» **Problem to work on**: Give the data again, word for word.

» **Dataset records**:
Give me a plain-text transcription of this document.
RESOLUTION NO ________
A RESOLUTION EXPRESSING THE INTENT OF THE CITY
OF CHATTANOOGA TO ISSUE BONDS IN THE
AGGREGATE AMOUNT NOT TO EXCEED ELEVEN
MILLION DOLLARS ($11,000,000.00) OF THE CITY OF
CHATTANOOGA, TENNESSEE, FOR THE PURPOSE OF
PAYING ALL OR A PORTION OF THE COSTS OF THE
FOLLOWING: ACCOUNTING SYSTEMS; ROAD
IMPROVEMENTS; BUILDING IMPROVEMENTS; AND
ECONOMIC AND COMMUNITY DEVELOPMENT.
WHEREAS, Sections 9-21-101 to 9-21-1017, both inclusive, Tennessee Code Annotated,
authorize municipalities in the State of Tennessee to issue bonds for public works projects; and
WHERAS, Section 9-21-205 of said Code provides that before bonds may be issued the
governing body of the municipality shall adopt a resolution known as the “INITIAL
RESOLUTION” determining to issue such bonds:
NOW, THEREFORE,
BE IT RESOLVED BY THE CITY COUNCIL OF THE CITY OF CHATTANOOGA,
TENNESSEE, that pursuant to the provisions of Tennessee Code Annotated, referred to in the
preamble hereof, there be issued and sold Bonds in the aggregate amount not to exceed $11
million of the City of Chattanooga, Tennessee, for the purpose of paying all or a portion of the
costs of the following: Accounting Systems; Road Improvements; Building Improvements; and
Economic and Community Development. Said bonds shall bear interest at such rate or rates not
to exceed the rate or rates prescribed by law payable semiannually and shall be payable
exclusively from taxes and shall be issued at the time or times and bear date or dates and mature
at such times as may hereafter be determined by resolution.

» **Solution for this exercise**:
Give me a plain-text transcription of this document.
RESOLUTION NO ________
A RESOLUTION EXPRESSING THE INTENT OF THE CITY
OF CHATTANOOGA TO ISSUE BONDS IN THE
AGGREGATE AMOUNT NOT TO EXCEED ELEVEN
MILLION DOLLARS ($11,000,000.00) OF THE CITY OF
CHATTANOOGA, TENNESSEE, FOR THE PURPOSE OF
PAYING ALL OR A PORTION OF THE COSTS OF THE
FOLLOWING: ACCOUNTING SYSTEMS; ROAD
IMPROVEMENTS; BUILDING IMPROVEMENTS; AND
ECONOMIC AND COMMUNITY DEVELOPMENT.
WHEREAS, Sections 9-21-101 to 9-21-1017, both inclusive, Tennessee Code Annotated,
authorize municipalities in the State of Tennessee to issue bonds for public works projects; and
WHERAS, Section 9-21-205 of said Code provides that before bonds may be issued the
governing body of the municipality shall adopt a resolution known as the “INITIAL
RESOLUTION” determining to issue such bonds:
NOW, THEREFORE,
BE IT RESOLVED BY THE CITY COUNCIL OF THE CITY OF CHATTANOOGA,
TENNESSEE, that pursuant to the provisions of Tennessee Code Annotated, referred to in the
preamble hereof, there be issued and sold Bonds in the aggregate amount not to exceed $11
million of the City of Chattanooga, Tennessee, for the purpose of paying all or a portion of the
costs of the following: Accounting Systems; Road Improvements; Building Improvements; and
Economic and Community Development. Said bonds shall bear interest at such rate or rates not
to exceed the rate or rates prescribed by law payable semiannually and shall be payable
exclusively from taxes and shall be issued at the time or times and bear date or dates and mature
at such times as may hereafter be determined by resolution.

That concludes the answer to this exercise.